[Work instruction]:
From the forum thread below, copy word for word the passage between "I've tried talking, cajoling, seducing...I've" and "love my husband.", inclusive.

[Text under study]:
I've tried talking, cajoling, seducing...I've even left, although not for this reason. We are currently separated but want to remain married. Cheating is not an option. I'm just not that kind of person. I have to love and feel emotionally connected to the person I have sex with and I do love my husband. 

At any rate, talking and begging him has just been making things worse so now I'm just going to let him be and look after myself for the time being until things come to some sort of conclusion. 

Thank goodness for toys.


----------



## Catherine602 (Oct 14, 2010)

rppearso - how long has your wife been doing that and how is it win win??? Are you absolutely sure that she readily gets into it and does not resent you. 

I could not imagine doing what she does with no sexual satisfaction. I'd feel like I am servicing my husband. Yikes.

Mike you are certainly not sex crazed. LD spouses think that because they don't feel desire spontaneously that they can't have sex and enjoy it. Will she agree to have sex with you on a regular schedule and you both work on how to warm her up to get her in the mood? 

If you procede slowly enough, you will give her a chance to feel aroused, too fast and it is over before she is warmed up and that would be frustrating.


----------



## rppearso (Feb 4, 2011)

Well if she resents me there are NO signs. She gets what she wants when ever she needs it I was just saying there are times she is not in the mood herself but she still takes care of me.


----------



## rppearso (Feb 4, 2011)

Catherine602 said:


> rppearso - how long has your wife been doing that and how is it win win??? Are you absolutely sure that she readily gets into it and does not resent you.
> 
> I could not imagine doing what she does with no sexual satisfaction. I'd feel like I am servicing my husband. Yikes.
> 
> ...


Well if she resents me its been several years and NO signs, also she gets what ever she wants so the only time she just takes care of me is when she is not in the mood herself


----------



## Syrum (Feb 22, 2011)

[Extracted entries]
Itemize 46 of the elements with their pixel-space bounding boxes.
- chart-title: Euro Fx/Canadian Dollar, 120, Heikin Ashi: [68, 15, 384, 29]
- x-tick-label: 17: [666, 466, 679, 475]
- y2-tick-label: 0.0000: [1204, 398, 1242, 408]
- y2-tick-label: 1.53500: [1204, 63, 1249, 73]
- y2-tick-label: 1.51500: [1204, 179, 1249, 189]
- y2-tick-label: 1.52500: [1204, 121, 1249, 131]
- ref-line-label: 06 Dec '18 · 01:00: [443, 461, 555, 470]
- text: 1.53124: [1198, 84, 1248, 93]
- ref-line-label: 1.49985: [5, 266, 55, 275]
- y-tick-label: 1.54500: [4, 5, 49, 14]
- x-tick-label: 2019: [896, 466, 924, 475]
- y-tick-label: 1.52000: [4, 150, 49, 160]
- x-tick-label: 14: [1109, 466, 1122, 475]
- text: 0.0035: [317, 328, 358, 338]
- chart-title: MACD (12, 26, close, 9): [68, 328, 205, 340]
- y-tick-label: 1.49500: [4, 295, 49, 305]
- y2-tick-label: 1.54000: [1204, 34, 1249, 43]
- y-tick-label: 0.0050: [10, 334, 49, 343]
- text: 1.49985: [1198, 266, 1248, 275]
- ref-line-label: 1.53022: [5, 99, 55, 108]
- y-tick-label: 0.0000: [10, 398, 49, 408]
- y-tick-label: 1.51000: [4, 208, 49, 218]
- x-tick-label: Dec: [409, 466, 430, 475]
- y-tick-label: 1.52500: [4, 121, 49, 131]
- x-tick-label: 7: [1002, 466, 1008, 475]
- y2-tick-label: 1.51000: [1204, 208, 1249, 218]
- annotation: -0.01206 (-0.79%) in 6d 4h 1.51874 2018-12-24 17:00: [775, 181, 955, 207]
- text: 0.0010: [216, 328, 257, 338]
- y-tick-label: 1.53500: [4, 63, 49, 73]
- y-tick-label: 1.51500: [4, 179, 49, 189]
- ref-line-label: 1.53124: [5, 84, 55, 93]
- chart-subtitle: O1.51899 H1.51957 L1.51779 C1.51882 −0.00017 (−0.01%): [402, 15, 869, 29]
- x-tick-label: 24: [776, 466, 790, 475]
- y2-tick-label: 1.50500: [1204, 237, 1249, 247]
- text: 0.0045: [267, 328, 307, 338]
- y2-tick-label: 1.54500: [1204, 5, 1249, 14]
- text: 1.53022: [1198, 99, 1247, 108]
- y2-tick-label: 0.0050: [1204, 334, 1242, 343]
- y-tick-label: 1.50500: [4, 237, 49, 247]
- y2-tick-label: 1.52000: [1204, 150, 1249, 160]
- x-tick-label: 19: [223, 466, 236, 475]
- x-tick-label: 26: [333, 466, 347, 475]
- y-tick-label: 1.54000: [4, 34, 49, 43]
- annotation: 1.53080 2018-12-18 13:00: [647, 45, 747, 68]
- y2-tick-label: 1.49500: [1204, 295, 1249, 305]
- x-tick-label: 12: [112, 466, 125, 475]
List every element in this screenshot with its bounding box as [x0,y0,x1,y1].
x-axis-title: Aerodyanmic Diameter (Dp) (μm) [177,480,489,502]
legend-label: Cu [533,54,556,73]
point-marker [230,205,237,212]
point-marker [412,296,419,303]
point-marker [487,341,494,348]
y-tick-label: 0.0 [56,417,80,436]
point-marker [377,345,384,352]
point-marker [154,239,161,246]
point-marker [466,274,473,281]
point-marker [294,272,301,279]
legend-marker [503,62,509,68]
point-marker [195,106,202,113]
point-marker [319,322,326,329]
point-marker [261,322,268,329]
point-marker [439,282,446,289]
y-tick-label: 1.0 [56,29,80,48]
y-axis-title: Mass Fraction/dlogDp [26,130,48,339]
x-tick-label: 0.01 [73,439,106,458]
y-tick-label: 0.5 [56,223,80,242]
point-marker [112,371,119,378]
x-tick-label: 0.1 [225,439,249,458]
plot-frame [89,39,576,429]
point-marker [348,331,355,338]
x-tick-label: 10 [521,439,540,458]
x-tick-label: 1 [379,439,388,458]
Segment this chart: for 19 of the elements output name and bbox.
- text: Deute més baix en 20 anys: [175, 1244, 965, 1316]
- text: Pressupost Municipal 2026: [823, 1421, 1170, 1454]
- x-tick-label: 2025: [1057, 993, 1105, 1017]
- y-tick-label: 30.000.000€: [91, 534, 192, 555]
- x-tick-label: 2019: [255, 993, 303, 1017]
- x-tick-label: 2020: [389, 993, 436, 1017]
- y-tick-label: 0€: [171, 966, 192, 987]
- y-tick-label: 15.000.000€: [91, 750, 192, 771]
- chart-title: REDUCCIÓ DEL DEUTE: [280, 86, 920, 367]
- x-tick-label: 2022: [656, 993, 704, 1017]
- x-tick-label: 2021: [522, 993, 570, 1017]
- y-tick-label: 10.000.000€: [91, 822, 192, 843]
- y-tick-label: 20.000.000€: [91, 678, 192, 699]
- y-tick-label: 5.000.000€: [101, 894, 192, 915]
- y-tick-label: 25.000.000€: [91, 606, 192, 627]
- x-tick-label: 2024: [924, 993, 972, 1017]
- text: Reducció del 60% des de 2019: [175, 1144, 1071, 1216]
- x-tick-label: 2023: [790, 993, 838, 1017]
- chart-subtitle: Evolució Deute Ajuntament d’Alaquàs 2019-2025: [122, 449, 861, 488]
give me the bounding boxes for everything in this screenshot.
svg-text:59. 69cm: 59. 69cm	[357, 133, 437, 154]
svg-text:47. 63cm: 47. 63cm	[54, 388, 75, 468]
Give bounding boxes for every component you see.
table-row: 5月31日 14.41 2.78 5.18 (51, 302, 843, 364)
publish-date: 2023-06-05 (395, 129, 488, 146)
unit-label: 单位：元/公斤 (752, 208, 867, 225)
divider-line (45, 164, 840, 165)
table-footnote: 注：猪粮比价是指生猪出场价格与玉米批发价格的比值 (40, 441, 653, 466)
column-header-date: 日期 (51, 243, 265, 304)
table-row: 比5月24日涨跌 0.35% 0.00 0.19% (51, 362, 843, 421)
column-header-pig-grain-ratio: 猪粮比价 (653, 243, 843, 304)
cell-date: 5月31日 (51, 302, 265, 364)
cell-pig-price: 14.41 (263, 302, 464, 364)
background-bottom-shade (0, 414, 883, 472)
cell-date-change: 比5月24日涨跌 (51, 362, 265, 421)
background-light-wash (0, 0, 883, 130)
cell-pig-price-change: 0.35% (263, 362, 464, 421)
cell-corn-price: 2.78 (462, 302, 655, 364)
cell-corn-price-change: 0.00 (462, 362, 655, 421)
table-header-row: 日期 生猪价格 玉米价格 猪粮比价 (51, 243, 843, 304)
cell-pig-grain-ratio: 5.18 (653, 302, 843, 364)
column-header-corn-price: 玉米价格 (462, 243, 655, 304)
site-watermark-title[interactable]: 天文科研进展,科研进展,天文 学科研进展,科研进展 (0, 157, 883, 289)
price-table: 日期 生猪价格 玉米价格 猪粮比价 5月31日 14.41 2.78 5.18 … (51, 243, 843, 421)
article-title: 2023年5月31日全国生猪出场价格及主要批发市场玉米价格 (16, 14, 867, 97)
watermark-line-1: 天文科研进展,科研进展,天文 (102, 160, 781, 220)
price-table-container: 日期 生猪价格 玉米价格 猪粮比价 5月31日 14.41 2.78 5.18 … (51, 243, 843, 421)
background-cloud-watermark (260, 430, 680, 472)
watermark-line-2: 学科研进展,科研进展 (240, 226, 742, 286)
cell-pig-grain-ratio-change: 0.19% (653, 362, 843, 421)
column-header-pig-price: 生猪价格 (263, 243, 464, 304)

[Solved exercise]:
I've tried talking, cajoling, seducing...I've even left, although not for this reason. We are currently separated but want to remain married. Cheating is not an option. I'm just not that kind of person. I have to love and feel emotionally connected to the person I have sex with and I do love my husband.